--- Task directions ---
List every line in this data where the string "ylabel" occurs.
--- BEGIN Dataset rows ---
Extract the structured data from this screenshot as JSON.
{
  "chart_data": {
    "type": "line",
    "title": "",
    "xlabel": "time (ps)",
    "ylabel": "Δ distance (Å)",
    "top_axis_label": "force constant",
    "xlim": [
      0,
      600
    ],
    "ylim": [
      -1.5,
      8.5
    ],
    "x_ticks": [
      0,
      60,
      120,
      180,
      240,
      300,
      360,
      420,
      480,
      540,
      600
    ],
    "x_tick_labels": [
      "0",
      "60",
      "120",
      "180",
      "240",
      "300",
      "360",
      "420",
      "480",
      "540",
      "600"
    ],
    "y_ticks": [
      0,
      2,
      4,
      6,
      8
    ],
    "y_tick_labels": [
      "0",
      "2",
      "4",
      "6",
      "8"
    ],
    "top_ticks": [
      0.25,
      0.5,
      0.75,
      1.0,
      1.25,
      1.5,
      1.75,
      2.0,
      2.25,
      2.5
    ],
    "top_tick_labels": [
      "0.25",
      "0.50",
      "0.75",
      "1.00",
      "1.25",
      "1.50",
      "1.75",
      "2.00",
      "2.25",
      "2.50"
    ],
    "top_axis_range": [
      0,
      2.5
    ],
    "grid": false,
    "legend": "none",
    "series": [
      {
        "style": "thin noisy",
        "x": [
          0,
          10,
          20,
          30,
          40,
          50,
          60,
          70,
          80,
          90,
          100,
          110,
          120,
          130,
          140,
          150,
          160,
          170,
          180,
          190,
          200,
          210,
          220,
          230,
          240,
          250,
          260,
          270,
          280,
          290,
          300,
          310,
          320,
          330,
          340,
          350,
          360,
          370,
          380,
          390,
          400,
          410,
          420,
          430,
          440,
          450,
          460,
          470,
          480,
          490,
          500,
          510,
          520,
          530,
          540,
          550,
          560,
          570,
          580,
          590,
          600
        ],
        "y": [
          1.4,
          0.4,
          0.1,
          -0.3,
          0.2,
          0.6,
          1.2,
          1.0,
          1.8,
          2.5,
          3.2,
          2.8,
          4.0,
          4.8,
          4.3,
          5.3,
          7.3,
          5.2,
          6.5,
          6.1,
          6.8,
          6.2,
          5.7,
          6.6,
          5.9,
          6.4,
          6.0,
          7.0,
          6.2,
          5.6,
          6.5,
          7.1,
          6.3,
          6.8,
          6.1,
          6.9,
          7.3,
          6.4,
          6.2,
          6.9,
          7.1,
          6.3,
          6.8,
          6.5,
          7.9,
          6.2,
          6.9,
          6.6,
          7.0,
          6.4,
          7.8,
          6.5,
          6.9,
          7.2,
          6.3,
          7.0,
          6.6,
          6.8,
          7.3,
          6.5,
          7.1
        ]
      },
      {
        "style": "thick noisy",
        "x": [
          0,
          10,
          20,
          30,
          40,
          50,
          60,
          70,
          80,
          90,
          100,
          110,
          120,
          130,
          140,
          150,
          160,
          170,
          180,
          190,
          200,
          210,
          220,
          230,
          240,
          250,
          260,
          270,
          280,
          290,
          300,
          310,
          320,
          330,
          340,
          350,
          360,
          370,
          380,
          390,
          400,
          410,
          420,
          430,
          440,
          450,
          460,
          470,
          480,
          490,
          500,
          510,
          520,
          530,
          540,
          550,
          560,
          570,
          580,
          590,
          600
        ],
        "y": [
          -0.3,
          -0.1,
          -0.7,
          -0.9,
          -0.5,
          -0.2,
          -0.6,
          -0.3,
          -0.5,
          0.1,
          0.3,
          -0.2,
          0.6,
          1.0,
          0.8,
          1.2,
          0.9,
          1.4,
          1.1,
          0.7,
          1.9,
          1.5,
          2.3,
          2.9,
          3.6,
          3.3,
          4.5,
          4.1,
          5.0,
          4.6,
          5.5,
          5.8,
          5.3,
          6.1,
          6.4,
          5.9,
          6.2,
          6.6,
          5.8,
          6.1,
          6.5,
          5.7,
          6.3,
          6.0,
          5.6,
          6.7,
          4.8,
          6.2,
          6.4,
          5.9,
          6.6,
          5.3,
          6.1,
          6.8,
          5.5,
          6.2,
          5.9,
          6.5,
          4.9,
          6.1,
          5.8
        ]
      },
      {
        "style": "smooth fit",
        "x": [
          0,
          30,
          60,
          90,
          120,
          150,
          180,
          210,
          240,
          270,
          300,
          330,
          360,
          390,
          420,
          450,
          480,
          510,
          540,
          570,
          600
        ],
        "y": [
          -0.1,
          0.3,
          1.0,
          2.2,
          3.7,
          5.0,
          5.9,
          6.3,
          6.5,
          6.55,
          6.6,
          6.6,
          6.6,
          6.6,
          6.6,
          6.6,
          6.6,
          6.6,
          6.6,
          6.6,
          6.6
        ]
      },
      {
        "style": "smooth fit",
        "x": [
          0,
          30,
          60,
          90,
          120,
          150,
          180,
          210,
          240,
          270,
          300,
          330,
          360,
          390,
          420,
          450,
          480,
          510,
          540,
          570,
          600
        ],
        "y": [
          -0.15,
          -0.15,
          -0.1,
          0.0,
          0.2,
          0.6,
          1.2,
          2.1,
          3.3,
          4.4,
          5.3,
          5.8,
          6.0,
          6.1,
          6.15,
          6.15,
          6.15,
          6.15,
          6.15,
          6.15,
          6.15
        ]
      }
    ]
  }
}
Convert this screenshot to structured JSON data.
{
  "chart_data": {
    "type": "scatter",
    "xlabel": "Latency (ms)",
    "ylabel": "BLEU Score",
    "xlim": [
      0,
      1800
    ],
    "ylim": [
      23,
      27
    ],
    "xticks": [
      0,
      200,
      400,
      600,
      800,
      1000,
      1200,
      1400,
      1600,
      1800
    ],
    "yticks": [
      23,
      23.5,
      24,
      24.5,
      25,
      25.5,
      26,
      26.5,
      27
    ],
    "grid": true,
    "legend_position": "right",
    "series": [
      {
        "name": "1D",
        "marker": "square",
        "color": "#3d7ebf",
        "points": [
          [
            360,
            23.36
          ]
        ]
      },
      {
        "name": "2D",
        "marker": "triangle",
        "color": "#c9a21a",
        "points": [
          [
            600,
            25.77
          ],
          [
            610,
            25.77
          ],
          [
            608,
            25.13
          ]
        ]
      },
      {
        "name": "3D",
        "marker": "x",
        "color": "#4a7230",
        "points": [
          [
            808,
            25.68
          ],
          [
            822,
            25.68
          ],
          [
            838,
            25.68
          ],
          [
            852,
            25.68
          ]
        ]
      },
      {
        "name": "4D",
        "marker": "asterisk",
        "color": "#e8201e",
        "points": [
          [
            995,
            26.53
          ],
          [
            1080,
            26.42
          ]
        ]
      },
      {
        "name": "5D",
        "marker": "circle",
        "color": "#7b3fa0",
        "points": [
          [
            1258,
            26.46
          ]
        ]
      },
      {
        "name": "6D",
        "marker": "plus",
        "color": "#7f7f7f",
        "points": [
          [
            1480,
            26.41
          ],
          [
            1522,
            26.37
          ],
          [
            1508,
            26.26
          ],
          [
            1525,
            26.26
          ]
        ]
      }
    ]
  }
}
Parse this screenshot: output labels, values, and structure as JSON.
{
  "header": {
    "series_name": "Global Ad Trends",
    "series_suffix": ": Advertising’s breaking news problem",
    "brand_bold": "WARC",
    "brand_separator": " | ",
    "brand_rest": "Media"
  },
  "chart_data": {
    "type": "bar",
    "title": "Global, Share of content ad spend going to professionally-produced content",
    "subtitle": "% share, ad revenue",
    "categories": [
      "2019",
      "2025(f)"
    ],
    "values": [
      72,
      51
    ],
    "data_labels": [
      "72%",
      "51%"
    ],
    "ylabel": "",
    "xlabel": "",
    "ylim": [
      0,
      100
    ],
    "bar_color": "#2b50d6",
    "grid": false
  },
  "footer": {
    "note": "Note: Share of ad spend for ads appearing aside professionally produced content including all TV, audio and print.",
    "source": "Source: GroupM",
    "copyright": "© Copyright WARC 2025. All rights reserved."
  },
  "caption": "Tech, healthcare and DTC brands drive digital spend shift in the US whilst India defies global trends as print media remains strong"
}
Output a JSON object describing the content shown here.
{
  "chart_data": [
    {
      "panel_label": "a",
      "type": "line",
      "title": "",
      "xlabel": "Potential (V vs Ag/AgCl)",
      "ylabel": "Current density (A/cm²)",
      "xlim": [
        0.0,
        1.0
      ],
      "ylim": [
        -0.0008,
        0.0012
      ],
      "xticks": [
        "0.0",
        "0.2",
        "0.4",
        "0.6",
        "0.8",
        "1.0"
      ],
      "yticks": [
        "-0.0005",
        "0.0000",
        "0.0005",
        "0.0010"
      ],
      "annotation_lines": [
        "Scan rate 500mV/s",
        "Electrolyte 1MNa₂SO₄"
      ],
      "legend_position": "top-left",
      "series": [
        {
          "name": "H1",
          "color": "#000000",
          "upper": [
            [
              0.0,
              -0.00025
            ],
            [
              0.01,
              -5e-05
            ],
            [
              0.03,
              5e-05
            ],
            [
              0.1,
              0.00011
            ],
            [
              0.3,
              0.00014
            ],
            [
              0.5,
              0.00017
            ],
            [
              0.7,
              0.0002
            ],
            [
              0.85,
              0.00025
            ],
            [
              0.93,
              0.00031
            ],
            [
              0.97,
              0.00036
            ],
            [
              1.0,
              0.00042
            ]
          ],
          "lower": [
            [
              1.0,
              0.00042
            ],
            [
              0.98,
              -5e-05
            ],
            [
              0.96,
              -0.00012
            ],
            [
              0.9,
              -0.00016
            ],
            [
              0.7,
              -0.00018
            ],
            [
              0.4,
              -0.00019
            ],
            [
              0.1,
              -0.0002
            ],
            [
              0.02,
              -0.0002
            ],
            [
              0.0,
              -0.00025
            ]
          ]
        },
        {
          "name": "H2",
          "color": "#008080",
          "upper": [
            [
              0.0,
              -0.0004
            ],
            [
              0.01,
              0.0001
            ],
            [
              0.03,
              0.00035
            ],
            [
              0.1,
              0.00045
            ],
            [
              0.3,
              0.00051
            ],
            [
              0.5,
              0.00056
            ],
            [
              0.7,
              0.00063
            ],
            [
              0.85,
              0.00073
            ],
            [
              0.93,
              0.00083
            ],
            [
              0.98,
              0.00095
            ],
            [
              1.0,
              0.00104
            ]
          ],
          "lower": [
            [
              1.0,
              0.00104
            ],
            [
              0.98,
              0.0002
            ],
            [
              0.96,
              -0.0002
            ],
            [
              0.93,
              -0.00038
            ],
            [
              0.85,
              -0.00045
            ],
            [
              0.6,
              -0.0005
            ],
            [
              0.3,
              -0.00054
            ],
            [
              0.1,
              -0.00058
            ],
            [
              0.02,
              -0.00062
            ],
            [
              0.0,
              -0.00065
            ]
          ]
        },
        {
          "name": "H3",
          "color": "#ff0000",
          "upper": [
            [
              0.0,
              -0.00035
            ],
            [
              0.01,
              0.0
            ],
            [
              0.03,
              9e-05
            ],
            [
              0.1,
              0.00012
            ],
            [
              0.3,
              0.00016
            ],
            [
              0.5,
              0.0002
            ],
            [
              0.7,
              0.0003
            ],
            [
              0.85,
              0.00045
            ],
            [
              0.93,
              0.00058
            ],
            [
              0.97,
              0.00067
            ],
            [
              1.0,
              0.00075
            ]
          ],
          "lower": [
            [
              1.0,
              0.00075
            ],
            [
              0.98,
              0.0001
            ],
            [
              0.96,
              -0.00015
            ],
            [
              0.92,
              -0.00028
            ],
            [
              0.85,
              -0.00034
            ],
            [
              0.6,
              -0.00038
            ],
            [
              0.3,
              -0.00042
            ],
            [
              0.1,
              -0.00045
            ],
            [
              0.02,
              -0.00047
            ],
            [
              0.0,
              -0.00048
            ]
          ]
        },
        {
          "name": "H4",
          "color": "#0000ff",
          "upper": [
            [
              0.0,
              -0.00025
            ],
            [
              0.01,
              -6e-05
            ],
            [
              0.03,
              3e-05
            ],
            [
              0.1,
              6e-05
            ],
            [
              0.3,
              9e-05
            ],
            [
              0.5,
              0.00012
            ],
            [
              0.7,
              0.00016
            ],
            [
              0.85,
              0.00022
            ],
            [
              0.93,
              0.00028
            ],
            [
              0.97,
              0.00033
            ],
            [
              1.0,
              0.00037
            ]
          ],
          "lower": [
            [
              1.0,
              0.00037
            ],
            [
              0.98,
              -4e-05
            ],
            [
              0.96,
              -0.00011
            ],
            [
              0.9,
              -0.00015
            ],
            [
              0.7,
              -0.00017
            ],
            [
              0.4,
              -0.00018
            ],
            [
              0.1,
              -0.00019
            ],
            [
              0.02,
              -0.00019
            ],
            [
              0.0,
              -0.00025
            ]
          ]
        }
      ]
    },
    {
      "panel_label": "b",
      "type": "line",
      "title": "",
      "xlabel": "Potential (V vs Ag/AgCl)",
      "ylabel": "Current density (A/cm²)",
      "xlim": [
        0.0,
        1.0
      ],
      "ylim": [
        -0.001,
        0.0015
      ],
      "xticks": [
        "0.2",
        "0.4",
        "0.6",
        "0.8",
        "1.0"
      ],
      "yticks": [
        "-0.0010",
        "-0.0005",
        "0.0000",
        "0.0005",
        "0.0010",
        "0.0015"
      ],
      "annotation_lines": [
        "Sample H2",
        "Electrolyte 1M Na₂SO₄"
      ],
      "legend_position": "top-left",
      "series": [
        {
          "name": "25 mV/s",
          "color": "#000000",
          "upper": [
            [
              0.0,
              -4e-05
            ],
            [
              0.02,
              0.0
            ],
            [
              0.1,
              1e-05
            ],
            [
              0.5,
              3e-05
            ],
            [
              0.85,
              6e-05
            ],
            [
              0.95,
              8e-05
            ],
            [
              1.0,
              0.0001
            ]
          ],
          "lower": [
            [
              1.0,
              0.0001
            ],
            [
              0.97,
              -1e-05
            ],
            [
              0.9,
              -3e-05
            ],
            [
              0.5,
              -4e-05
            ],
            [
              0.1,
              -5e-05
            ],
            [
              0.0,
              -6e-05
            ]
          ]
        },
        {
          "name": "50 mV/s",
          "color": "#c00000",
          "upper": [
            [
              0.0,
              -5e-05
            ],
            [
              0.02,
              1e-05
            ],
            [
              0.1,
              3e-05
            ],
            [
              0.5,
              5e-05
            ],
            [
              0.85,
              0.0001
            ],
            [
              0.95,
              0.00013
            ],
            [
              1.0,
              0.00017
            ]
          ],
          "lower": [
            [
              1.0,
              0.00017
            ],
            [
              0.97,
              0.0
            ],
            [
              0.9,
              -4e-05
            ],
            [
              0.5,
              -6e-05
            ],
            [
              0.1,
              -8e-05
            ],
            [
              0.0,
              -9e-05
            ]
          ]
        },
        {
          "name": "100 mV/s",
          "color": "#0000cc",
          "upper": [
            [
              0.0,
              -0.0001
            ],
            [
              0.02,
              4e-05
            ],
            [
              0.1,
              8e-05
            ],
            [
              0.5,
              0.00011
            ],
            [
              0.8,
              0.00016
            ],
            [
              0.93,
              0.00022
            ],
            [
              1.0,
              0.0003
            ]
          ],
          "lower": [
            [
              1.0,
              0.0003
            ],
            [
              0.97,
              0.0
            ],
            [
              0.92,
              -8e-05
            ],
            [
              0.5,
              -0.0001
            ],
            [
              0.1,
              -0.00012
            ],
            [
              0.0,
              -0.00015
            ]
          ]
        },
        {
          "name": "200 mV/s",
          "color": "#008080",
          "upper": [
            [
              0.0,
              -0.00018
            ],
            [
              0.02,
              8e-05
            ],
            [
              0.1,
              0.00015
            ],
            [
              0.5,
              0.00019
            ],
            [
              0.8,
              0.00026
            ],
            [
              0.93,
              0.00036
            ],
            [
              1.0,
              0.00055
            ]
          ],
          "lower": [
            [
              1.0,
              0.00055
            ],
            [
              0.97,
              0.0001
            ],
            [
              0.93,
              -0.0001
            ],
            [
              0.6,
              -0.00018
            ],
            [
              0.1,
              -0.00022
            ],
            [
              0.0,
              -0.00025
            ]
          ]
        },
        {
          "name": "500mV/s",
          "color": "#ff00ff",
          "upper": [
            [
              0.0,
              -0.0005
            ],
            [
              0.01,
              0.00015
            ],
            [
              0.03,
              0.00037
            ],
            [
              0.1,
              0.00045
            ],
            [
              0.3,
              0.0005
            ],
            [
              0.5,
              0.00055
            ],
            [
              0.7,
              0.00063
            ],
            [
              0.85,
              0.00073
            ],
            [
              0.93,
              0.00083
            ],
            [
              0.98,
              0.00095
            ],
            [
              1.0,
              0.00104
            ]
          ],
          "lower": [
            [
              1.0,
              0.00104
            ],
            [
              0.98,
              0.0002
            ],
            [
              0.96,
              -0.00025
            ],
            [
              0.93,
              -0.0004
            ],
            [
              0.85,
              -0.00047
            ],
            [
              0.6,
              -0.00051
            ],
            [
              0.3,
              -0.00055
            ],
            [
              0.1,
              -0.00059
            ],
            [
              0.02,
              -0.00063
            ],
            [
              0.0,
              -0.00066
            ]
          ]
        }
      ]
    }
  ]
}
--- END Dataset rows ---
--- Result of this task ---
    "ylabel": "Δ distance (Å)",
    "ylabel": "BLEU Score",
    "ylabel": "",
      "ylabel": "Current density (A/cm²)",
      "ylabel": "Current density (A/cm²)",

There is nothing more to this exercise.